→ SET TASK:
Recast every line of the material below as a Markdown table with two columns, Row and Line, numbering the rows in order and leaving out any blank lines.

→ AVAILABLE RECORDS:

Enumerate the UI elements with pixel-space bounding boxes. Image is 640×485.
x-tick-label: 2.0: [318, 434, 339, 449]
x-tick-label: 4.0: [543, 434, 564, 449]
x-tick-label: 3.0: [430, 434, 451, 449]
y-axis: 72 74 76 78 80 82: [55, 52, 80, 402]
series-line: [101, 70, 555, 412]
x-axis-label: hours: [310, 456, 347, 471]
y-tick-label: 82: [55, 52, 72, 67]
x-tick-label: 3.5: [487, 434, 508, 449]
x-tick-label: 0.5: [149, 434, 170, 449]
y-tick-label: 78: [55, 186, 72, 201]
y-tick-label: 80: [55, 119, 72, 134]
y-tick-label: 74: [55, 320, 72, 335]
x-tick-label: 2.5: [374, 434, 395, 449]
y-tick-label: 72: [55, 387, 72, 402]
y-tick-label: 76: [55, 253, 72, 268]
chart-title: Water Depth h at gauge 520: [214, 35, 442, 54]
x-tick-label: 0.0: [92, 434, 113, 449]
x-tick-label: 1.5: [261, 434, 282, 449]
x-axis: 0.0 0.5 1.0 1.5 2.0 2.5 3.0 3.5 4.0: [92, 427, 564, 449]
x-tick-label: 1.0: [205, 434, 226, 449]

→ RIGHT ANSWER:
| Row | Line |
|---|---|
| 1 | Enumerate the UI elements with pixel-space bounding boxes. Image is 640×485. |
| 2 | x-tick-label: 2.0: [318, 434, 339, 449] |
| 3 | x-tick-label: 4.0: [543, 434, 564, 449] |
| 4 | x-tick-label: 3.0: [430, 434, 451, 449] |
| 5 | y-axis: 72 74 76 78 80 82: [55, 52, 80, 402] |
| 6 | series-line: [101, 70, 555, 412] |
| 7 | x-axis-label: hours: [310, 456, 347, 471] |
| 8 | y-tick-label: 82: [55, 52, 72, 67] |
| 9 | x-tick-label: 3.5: [487, 434, 508, 449] |
| 10 | x-tick-label: 0.5: [149, 434, 170, 449] |
| 11 | y-tick-label: 78: [55, 186, 72, 201] |
| 12 | y-tick-label: 80: [55, 119, 72, 134] |
| 13 | y-tick-label: 74: [55, 320, 72, 335] |
| 14 | x-tick-label: 2.5: [374, 434, 395, 449] |
| 15 | y-tick-label: 72: [55, 387, 72, 402] |
| 16 | y-tick-label: 76: [55, 253, 72, 268] |
| 17 | chart-title: Water Depth h at gauge 520: [214, 35, 442, 54] |
| 18 | x-tick-label: 0.0: [92, 434, 113, 449] |
| 19 | x-tick-label: 1.5: [261, 434, 282, 449] |
| 20 | x-axis: 0.0 0.5 1.0 1.5 2.0 2.5 3.0 3.5 4.0: [92, 427, 564, 449] |
| 21 | x-tick-label: 1.0: [205, 434, 226, 449] |